• **Given problem**: Wherever the word "расшифровка" appears in a line, extract that line.

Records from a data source
──────────

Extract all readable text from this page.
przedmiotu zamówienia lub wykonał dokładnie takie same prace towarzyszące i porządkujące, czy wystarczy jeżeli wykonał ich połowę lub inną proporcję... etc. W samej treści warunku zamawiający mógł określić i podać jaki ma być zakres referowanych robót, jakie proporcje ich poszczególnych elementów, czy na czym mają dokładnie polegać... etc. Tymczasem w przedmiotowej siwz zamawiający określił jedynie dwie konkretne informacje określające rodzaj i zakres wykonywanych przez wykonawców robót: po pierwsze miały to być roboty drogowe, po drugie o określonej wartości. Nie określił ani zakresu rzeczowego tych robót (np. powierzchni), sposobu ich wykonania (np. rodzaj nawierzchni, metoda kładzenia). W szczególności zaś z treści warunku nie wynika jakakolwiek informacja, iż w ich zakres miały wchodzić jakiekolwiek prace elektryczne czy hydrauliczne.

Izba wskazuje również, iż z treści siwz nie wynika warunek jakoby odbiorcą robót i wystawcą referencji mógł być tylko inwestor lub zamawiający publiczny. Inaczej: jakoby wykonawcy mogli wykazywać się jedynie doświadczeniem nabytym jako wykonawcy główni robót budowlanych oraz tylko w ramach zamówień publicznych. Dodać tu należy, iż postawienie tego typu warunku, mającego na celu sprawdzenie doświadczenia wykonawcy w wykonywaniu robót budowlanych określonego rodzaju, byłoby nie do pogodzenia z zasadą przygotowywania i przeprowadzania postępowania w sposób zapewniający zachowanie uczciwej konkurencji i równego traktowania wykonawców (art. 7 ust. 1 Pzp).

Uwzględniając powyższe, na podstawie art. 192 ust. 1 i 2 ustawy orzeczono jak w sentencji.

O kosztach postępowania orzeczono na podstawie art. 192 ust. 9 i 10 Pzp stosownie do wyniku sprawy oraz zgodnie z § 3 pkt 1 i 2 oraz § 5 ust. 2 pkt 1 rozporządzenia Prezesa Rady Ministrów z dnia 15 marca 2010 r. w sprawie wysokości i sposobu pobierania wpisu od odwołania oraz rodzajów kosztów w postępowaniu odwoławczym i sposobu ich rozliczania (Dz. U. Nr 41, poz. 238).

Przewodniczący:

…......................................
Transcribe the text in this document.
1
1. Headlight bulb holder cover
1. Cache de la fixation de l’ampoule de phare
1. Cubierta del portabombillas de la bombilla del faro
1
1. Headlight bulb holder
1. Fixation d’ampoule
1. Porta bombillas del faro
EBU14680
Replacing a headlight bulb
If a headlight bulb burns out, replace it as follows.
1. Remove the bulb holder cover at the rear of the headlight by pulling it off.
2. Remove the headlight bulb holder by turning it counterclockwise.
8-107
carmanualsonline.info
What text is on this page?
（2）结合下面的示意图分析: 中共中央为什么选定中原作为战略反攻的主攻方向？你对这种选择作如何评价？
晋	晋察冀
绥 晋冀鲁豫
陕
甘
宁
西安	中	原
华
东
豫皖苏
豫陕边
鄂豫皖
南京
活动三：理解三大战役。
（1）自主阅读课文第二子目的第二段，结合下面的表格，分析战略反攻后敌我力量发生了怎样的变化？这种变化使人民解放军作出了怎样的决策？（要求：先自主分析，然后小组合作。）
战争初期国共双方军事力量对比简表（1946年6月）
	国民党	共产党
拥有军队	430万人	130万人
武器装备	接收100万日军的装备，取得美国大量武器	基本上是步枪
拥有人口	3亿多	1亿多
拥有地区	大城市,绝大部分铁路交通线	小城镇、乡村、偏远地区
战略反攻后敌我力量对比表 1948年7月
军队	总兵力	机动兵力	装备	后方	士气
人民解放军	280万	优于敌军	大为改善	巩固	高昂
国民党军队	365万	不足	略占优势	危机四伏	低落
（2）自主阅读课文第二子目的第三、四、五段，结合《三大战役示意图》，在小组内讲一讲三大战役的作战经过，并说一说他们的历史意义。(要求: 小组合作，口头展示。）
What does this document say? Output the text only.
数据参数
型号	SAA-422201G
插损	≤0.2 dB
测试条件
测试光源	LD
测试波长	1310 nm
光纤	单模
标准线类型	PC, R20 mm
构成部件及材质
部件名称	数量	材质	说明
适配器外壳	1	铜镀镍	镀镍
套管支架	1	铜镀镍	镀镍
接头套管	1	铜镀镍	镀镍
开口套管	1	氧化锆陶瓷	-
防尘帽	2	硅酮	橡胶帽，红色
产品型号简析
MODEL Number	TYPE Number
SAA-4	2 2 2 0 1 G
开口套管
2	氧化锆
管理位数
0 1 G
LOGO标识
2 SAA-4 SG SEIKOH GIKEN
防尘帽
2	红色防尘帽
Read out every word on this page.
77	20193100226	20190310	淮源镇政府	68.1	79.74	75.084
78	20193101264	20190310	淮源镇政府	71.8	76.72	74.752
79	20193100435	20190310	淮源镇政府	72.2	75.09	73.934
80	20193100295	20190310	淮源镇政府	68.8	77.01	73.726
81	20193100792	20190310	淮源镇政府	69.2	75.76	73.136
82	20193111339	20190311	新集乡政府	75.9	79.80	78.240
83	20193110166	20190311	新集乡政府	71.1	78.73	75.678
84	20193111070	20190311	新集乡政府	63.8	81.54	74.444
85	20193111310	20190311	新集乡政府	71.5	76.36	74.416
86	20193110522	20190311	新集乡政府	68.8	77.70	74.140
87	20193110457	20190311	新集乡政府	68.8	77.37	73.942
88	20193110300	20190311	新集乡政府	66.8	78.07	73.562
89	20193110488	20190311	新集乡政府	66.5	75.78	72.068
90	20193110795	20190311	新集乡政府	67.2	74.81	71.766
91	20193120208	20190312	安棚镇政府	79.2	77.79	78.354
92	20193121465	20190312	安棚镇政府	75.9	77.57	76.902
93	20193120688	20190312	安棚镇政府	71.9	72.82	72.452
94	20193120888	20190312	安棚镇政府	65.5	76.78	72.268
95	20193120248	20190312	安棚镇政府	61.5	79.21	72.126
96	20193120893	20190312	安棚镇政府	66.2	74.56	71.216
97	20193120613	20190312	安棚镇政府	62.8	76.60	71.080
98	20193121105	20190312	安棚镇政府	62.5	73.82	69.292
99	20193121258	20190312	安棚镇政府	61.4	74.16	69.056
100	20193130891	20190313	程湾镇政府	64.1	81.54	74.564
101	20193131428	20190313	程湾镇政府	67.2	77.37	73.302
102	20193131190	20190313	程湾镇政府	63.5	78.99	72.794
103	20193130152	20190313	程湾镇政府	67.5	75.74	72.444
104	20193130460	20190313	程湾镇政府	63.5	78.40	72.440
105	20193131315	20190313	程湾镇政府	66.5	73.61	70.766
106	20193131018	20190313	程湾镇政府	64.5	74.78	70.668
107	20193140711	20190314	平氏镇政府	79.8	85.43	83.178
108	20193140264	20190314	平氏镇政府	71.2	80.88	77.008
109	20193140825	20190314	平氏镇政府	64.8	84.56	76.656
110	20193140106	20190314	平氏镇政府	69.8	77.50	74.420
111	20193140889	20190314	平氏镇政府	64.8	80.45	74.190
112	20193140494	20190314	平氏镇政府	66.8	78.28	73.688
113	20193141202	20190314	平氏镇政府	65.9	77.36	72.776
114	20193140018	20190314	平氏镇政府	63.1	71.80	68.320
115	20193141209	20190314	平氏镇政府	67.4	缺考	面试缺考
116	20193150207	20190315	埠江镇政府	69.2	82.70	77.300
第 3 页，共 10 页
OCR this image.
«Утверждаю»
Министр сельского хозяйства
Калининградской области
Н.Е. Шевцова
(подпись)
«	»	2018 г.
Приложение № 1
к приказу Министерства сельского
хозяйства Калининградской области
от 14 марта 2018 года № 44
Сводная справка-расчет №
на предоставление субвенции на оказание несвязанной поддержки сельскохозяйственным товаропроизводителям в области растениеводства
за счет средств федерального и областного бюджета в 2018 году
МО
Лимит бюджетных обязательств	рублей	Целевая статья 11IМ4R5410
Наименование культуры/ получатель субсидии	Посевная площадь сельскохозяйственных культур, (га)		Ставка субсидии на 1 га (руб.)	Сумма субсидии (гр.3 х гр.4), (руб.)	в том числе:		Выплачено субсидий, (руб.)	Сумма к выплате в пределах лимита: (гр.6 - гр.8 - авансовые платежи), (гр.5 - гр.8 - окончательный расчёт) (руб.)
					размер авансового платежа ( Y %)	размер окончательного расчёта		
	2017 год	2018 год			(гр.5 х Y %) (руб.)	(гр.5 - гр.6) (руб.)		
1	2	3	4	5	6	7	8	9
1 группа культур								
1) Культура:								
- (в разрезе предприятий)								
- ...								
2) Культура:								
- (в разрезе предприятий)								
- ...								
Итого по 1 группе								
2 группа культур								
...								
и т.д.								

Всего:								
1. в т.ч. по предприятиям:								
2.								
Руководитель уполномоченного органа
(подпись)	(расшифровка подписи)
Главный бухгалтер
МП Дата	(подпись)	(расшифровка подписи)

──────────

• **Answer to this exercise**:
(подпись)	(расшифровка подписи)
МП Дата	(подпись)	(расшифровка подписи)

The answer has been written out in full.